Written request:
Your task is to copy every line of the records below that contains "equipment".

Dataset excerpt
○ ○ ○ ○
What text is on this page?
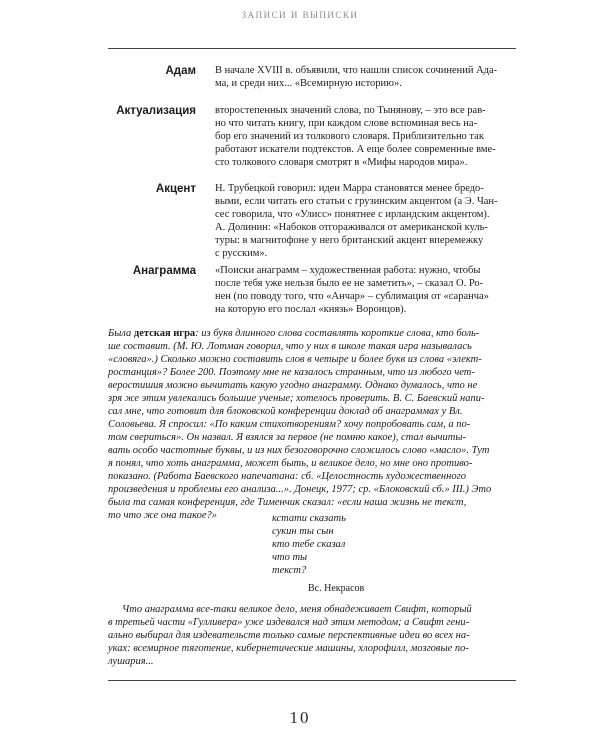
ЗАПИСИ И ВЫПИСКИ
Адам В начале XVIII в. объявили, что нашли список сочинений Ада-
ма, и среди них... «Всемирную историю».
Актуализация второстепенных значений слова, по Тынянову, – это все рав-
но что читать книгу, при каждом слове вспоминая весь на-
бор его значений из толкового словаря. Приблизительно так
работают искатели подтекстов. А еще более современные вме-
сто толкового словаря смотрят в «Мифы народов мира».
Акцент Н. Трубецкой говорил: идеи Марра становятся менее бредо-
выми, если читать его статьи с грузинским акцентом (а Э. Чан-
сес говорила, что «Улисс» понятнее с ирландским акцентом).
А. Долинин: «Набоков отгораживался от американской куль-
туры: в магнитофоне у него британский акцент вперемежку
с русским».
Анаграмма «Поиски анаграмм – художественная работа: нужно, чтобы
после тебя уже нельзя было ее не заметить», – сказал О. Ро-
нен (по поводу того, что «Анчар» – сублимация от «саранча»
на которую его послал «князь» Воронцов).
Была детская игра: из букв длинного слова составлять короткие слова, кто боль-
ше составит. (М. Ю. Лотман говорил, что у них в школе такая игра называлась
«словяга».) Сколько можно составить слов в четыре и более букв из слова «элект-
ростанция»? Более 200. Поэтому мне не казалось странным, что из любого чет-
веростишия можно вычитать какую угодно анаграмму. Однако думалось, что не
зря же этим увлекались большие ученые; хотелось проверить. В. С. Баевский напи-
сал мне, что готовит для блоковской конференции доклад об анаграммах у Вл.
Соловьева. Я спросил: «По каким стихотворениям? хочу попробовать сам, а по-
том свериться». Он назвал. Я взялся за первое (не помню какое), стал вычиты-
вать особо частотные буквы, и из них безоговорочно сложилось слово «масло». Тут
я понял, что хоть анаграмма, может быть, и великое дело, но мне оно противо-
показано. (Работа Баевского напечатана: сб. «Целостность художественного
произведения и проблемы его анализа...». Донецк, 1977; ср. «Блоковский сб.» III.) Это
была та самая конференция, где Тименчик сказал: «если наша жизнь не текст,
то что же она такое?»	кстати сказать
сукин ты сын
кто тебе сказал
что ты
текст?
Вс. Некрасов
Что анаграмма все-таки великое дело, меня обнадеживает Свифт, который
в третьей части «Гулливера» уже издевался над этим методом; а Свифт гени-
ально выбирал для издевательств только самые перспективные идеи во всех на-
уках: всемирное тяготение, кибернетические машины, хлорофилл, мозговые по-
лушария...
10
○ ○ ○ ○
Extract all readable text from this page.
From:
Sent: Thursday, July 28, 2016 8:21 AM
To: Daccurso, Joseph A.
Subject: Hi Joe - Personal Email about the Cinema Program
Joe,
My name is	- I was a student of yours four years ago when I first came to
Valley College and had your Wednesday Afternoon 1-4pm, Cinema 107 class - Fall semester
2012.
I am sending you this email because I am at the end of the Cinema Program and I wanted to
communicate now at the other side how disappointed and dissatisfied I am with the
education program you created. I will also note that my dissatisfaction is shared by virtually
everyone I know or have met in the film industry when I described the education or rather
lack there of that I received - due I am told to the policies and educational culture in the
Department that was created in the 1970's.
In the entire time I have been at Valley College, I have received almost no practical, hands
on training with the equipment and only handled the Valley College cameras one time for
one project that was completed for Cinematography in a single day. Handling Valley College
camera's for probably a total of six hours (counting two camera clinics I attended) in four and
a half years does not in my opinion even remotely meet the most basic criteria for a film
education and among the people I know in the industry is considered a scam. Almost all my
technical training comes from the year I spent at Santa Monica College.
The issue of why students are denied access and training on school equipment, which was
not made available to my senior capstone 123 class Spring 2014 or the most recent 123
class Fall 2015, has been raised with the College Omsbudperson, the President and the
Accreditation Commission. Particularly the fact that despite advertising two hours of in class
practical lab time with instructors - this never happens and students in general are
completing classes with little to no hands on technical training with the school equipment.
○ ○ ○ ○
Task answer:
on training with the equipment and only handled the Valley College cameras one time for
The issue of why students are denied access and training on school equipment, which was
completing classes with little to no hands on technical training with the school equipment.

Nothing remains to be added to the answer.